* Required work
Locate all lines in the data below that hold "Explorer" and show them.

* Data rows
*****
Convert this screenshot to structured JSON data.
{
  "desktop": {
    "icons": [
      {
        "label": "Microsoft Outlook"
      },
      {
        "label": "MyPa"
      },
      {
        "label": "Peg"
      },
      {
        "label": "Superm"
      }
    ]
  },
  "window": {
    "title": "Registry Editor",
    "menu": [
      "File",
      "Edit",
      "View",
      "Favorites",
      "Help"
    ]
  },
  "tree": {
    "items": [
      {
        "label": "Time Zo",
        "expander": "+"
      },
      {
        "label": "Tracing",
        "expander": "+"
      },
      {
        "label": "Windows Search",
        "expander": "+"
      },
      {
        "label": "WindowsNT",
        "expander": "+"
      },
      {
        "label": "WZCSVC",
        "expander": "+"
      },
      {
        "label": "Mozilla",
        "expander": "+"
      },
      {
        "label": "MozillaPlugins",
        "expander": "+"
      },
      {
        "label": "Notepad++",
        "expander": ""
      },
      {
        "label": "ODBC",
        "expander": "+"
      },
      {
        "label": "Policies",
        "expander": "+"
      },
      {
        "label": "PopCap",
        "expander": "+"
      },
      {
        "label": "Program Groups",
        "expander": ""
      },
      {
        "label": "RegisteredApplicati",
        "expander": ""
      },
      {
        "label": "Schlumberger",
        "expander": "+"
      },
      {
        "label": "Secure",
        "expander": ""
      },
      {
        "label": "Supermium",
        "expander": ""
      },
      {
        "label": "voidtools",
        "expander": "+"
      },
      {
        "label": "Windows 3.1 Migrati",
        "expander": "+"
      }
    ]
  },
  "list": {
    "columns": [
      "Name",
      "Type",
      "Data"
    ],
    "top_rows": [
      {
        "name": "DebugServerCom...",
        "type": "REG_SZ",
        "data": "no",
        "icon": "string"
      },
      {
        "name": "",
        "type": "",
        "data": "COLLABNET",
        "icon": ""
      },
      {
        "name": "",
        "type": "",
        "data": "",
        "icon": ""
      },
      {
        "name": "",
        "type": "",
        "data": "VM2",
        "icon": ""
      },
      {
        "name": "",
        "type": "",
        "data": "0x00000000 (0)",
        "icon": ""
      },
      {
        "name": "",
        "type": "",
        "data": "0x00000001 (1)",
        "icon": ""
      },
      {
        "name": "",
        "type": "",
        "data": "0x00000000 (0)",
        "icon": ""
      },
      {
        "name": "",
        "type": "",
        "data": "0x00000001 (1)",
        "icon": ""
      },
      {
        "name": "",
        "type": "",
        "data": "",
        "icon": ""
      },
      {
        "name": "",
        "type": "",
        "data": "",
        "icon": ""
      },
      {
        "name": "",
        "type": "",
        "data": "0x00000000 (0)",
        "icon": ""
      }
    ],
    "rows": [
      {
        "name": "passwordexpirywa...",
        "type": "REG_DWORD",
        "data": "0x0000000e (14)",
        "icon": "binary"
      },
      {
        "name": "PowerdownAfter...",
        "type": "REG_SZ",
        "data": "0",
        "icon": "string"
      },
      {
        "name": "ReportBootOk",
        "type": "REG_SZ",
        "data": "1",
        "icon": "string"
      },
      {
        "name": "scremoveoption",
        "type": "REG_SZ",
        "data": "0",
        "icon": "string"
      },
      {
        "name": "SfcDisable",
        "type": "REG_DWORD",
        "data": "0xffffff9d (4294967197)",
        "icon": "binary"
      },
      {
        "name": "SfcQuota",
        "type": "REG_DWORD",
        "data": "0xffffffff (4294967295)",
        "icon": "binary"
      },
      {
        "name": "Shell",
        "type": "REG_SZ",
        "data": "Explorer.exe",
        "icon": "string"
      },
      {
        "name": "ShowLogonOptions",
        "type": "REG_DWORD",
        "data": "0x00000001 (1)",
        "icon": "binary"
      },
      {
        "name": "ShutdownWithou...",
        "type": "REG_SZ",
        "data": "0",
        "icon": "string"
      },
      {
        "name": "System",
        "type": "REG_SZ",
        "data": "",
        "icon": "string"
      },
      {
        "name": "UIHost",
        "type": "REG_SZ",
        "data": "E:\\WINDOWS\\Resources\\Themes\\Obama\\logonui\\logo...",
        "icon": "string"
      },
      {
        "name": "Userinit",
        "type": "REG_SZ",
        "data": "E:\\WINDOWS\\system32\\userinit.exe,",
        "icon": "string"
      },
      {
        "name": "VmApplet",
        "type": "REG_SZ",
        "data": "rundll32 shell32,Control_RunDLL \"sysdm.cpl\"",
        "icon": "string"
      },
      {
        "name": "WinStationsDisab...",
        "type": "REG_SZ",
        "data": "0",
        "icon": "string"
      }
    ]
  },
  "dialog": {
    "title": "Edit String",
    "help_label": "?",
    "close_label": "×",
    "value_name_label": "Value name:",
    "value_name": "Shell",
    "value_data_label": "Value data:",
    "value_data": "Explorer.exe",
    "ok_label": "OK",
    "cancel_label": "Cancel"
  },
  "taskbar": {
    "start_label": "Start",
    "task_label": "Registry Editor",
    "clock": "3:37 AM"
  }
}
*****
* Exercise answer
        "data": "Explorer.exe",
    "value_data": "Explorer.exe",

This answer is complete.